#### EXERCISE AIM:
Check each line of the material below, and copy it if it holds the string "title".

#### STORED DATA:
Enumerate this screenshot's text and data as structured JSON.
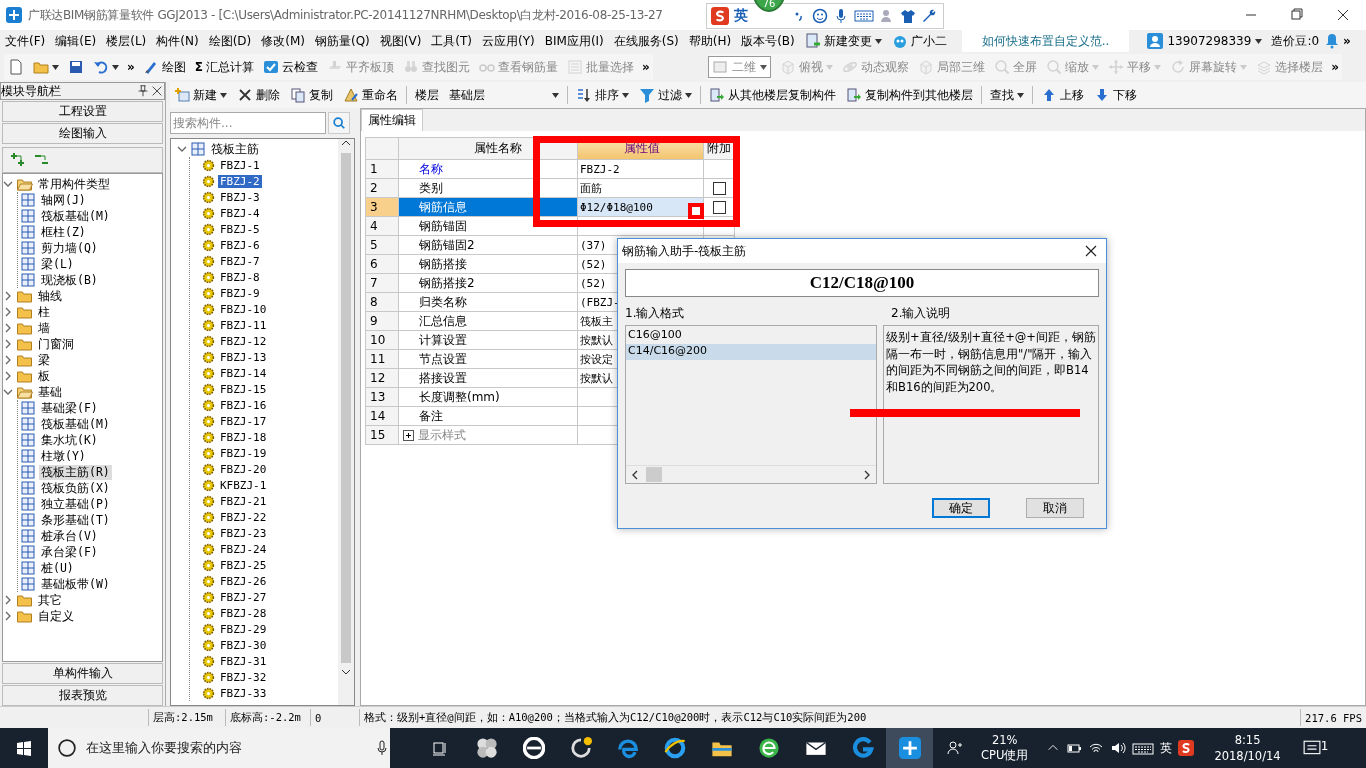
{
  "window": {
    "title": "广联达BIM钢筋算量软件 GGJ2013 - [C:\\Users\\Administrator.PC-20141127NRHM\\Desktop\\白龙村-2016-08-25-13-27"
  },
  "float_badge": {
    "text": "76"
  },
  "ime_bar": {
    "mode": "英"
  },
  "menu": [
    {
      "label": "文件(F)"
    },
    {
      "label": "编辑(E)"
    },
    {
      "label": "楼层(L)"
    },
    {
      "label": "构件(N)"
    },
    {
      "label": "绘图(D)"
    },
    {
      "label": "修改(M)"
    },
    {
      "label": "钢筋量(Q)"
    },
    {
      "label": "视图(V)"
    },
    {
      "label": "工具(T)"
    },
    {
      "label": "云应用(Y)"
    },
    {
      "label": "BIM应用(I)"
    },
    {
      "label": "在线服务(S)"
    },
    {
      "label": "帮助(H)"
    },
    {
      "label": "版本号(B)"
    }
  ],
  "menu_extras": {
    "change": {
      "label": "新建变更"
    },
    "assistant": {
      "label": "广小二"
    },
    "tip": {
      "text": "如何快速布置自定义范.."
    },
    "account": {
      "phone": "13907298339"
    },
    "beans": {
      "text": "造价豆:0"
    },
    "overflow": {
      "label": "»"
    }
  },
  "toolbars": [
    {
      "items": [
        {
          "kind": "icon",
          "dropdown": false,
          "disabled": false
        },
        {
          "kind": "icon",
          "dropdown": true,
          "disabled": false
        },
        {
          "kind": "icon",
          "dropdown": false,
          "disabled": false
        },
        {
          "kind": "icon",
          "dropdown": true,
          "disabled": false
        },
        {
          "kind": "overflow",
          "label": "»",
          "disabled": false
        },
        {
          "kind": "button",
          "label": "绘图",
          "dropdown": false,
          "disabled": false
        },
        {
          "kind": "button",
          "prefix": "Σ",
          "label": "汇总计算",
          "dropdown": false,
          "disabled": false
        },
        {
          "kind": "button",
          "label": "云检查",
          "dropdown": false,
          "disabled": false
        },
        {
          "kind": "button",
          "label": "平齐板顶",
          "dropdown": false,
          "disabled": true
        },
        {
          "kind": "button",
          "label": "查找图元",
          "dropdown": false,
          "disabled": true
        },
        {
          "kind": "button",
          "label": "查看钢筋量",
          "dropdown": false,
          "disabled": true
        },
        {
          "kind": "button",
          "label": "批量选择",
          "dropdown": false,
          "disabled": true
        },
        {
          "kind": "overflow",
          "label": "»",
          "disabled": false
        }
      ]
    },
    {
      "items": [
        {
          "kind": "combo",
          "label": "二维",
          "disabled": true
        },
        {
          "kind": "button",
          "label": "俯视",
          "dropdown": true,
          "disabled": true
        },
        {
          "kind": "button",
          "label": "动态观察",
          "dropdown": false,
          "disabled": true
        },
        {
          "kind": "button",
          "label": "局部三维",
          "dropdown": false,
          "disabled": true
        },
        {
          "kind": "button",
          "label": "全屏",
          "dropdown": false,
          "disabled": true
        },
        {
          "kind": "button",
          "label": "缩放",
          "dropdown": true,
          "disabled": true
        },
        {
          "kind": "button",
          "label": "平移",
          "dropdown": true,
          "disabled": true
        },
        {
          "kind": "button",
          "label": "屏幕旋转",
          "dropdown": true,
          "disabled": true
        },
        {
          "kind": "button",
          "label": "选择楼层",
          "dropdown": false,
          "disabled": true
        },
        {
          "kind": "overflow",
          "label": "»",
          "disabled": false
        }
      ]
    }
  ],
  "component_toolbar": [
    {
      "kind": "button",
      "label": "新建",
      "dropdown": true
    },
    {
      "kind": "button",
      "label": "删除",
      "dropdown": false
    },
    {
      "kind": "button",
      "label": "复制",
      "dropdown": false
    },
    {
      "kind": "button",
      "label": "重命名",
      "dropdown": false
    },
    {
      "kind": "label",
      "label": "楼层"
    },
    {
      "kind": "combo",
      "label": "基础层"
    },
    {
      "kind": "button",
      "label": "排序",
      "dropdown": true
    },
    {
      "kind": "button",
      "label": "过滤",
      "dropdown": true
    },
    {
      "kind": "button",
      "label": "从其他楼层复制构件",
      "dropdown": false
    },
    {
      "kind": "button",
      "label": "复制构件到其他楼层",
      "dropdown": false
    },
    {
      "kind": "text",
      "label": "查找",
      "dropdown": true
    },
    {
      "kind": "button",
      "label": "上移",
      "dropdown": false
    },
    {
      "kind": "button",
      "label": "下移",
      "dropdown": false
    }
  ],
  "nav": {
    "title": "模块导航栏",
    "top_buttons": [
      {
        "label": "工程设置"
      },
      {
        "label": "绘图输入"
      }
    ],
    "tree": [
      {
        "label": "常用构件类型",
        "expanded": true,
        "selected": false,
        "children": [
          {
            "label": "轴网(J)",
            "selected": false
          },
          {
            "label": "筏板基础(M)",
            "selected": false
          },
          {
            "label": "框柱(Z)",
            "selected": false
          },
          {
            "label": "剪力墙(Q)",
            "selected": false
          },
          {
            "label": "梁(L)",
            "selected": false
          },
          {
            "label": "现浇板(B)",
            "selected": false
          }
        ]
      },
      {
        "label": "轴线",
        "expanded": false,
        "selected": false
      },
      {
        "label": "柱",
        "expanded": false,
        "selected": false
      },
      {
        "label": "墙",
        "expanded": false,
        "selected": false
      },
      {
        "label": "门窗洞",
        "expanded": false,
        "selected": false
      },
      {
        "label": "梁",
        "expanded": false,
        "selected": false
      },
      {
        "label": "板",
        "expanded": false,
        "selected": false
      },
      {
        "label": "基础",
        "expanded": true,
        "selected": false,
        "children": [
          {
            "label": "基础梁(F)",
            "selected": false
          },
          {
            "label": "筏板基础(M)",
            "selected": false
          },
          {
            "label": "集水坑(K)",
            "selected": false
          },
          {
            "label": "柱墩(Y)",
            "selected": false
          },
          {
            "label": "筏板主筋(R)",
            "selected": true
          },
          {
            "label": "筏板负筋(X)",
            "selected": false
          },
          {
            "label": "独立基础(P)",
            "selected": false
          },
          {
            "label": "条形基础(T)",
            "selected": false
          },
          {
            "label": "桩承台(V)",
            "selected": false
          },
          {
            "label": "承台梁(F)",
            "selected": false
          },
          {
            "label": "桩(U)",
            "selected": false
          },
          {
            "label": "基础板带(W)",
            "selected": false
          }
        ]
      },
      {
        "label": "其它",
        "expanded": false,
        "selected": false
      },
      {
        "label": "自定义",
        "expanded": false,
        "selected": false
      }
    ],
    "bottom_buttons": [
      {
        "label": "单构件输入"
      },
      {
        "label": "报表预览"
      }
    ]
  },
  "components": {
    "search": {
      "placeholder": "搜索构件..."
    },
    "root": {
      "label": "筏板主筋",
      "expanded": true,
      "selected": false,
      "children": [
        {
          "label": "FBZJ-1",
          "selected": false
        },
        {
          "label": "FBZJ-2",
          "selected": true
        },
        {
          "label": "FBZJ-3",
          "selected": false
        },
        {
          "label": "FBZJ-4",
          "selected": false
        },
        {
          "label": "FBZJ-5",
          "selected": false
        },
        {
          "label": "FBZJ-6",
          "selected": false
        },
        {
          "label": "FBZJ-7",
          "selected": false
        },
        {
          "label": "FBZJ-8",
          "selected": false
        },
        {
          "label": "FBZJ-9",
          "selected": false
        },
        {
          "label": "FBZJ-10",
          "selected": false
        },
        {
          "label": "FBZJ-11",
          "selected": false
        },
        {
          "label": "FBZJ-12",
          "selected": false
        },
        {
          "label": "FBZJ-13",
          "selected": false
        },
        {
          "label": "FBZJ-14",
          "selected": false
        },
        {
          "label": "FBZJ-15",
          "selected": false
        },
        {
          "label": "FBZJ-16",
          "selected": false
        },
        {
          "label": "FBZJ-17",
          "selected": false
        },
        {
          "label": "FBZJ-18",
          "selected": false
        },
        {
          "label": "FBZJ-19",
          "selected": false
        },
        {
          "label": "FBZJ-20",
          "selected": false
        },
        {
          "label": "KFBZJ-1",
          "selected": false
        },
        {
          "label": "FBZJ-21",
          "selected": false
        },
        {
          "label": "FBZJ-22",
          "selected": false
        },
        {
          "label": "FBZJ-23",
          "selected": false
        },
        {
          "label": "FBZJ-24",
          "selected": false
        },
        {
          "label": "FBZJ-25",
          "selected": false
        },
        {
          "label": "FBZJ-26",
          "selected": false
        },
        {
          "label": "FBZJ-27",
          "selected": false
        },
        {
          "label": "FBZJ-28",
          "selected": false
        },
        {
          "label": "FBZJ-29",
          "selected": false
        },
        {
          "label": "FBZJ-30",
          "selected": false
        },
        {
          "label": "FBZJ-31",
          "selected": false
        },
        {
          "label": "FBZJ-32",
          "selected": false
        },
        {
          "label": "FBZJ-33",
          "selected": false
        }
      ]
    }
  },
  "properties": {
    "tab": {
      "label": "属性编辑",
      "selected": true
    },
    "columns": [
      "属性名称",
      "属性值",
      "附加"
    ],
    "rows": [
      {
        "num": "1",
        "name": "名称",
        "kind": "link",
        "value": "FBZJ-2",
        "selected": false
      },
      {
        "num": "2",
        "name": "类别",
        "kind": "normal",
        "value": "面筋",
        "selected": false,
        "checkbox": {
          "checked": false
        }
      },
      {
        "num": "3",
        "name": "钢筋信息",
        "kind": "normal",
        "value": "Φ12/Φ18@100",
        "selected": true,
        "checkbox": {
          "checked": false
        }
      },
      {
        "num": "4",
        "name": "钢筋锚固",
        "kind": "normal",
        "selected": false
      },
      {
        "num": "5",
        "name": "钢筋锚固2",
        "kind": "normal",
        "value": "(37)",
        "selected": false
      },
      {
        "num": "6",
        "name": "钢筋搭接",
        "kind": "normal",
        "value": "(52)",
        "selected": false
      },
      {
        "num": "7",
        "name": "钢筋搭接2",
        "kind": "normal",
        "value": "(52)",
        "selected": false
      },
      {
        "num": "8",
        "name": "归类名称",
        "kind": "normal",
        "value": "(FBZJ-",
        "selected": false
      },
      {
        "num": "9",
        "name": "汇总信息",
        "kind": "normal",
        "value": "筏板主",
        "selected": false
      },
      {
        "num": "10",
        "name": "计算设置",
        "kind": "normal",
        "value": "按默认",
        "selected": false
      },
      {
        "num": "11",
        "name": "节点设置",
        "kind": "normal",
        "value": "按设定",
        "selected": false
      },
      {
        "num": "12",
        "name": "搭接设置",
        "kind": "normal",
        "value": "按默认",
        "selected": false
      },
      {
        "num": "13",
        "name": "长度调整(mm)",
        "kind": "normal",
        "selected": false
      },
      {
        "num": "14",
        "name": "备注",
        "kind": "normal",
        "selected": false
      },
      {
        "num": "15",
        "name": "显示样式",
        "kind": "group",
        "expanded": false,
        "selected": false
      }
    ]
  },
  "dialog": {
    "title": "钢筋输入助手-筏板主筋",
    "value": "C12/C18@100",
    "format_label": "1.输入格式",
    "formats": [
      {
        "text": "C16@100",
        "selected": false
      },
      {
        "text": "C14/C16@200",
        "selected": true
      }
    ],
    "help_label": "2.输入说明",
    "help_text": "级别+直径/级别+直径+@+间距，钢筋隔一布一时，钢筋信息用\"/\"隔开，输入的间距为不同钢筋之间的间距，即B14和B16的间距为200。",
    "buttons": [
      {
        "label": "确定",
        "default": true
      },
      {
        "label": "取消",
        "default": false
      }
    ]
  },
  "status_bar": [
    "层高:2.15m",
    "底标高:-2.2m",
    "0",
    "格式：级别+直径@间距，如：A10@200；当格式输入为C12/C10@200时，表示C12与C10实际间距为200",
    "217.6 FPS"
  ],
  "taskbar": {
    "search": {
      "placeholder": "在这里输入你要搜索的内容"
    },
    "apps": [
      {
        "active": false
      },
      {
        "active": false
      },
      {
        "active": false
      },
      {
        "active": false
      },
      {
        "active": false
      },
      {
        "active": false
      },
      {
        "active": false
      },
      {
        "active": false
      },
      {
        "active": false
      },
      {
        "active": true
      }
    ],
    "cpu": {
      "percent": "21%",
      "label": "CPU使用"
    },
    "ime": "英",
    "time": "8:15",
    "date": "2018/10/14",
    "notifications": "1"
  }
}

#### EXPECTED ANSWER:
    "title": "广联达BIM钢筋算量软件 GGJ2013 - [C:\\Users\\Administrator.PC-20141127NRHM\\Desktop\\白龙村-2016-08-25-13-27"
    "title": "模块导航栏",
    "title": "钢筋输入助手-筏板主筋",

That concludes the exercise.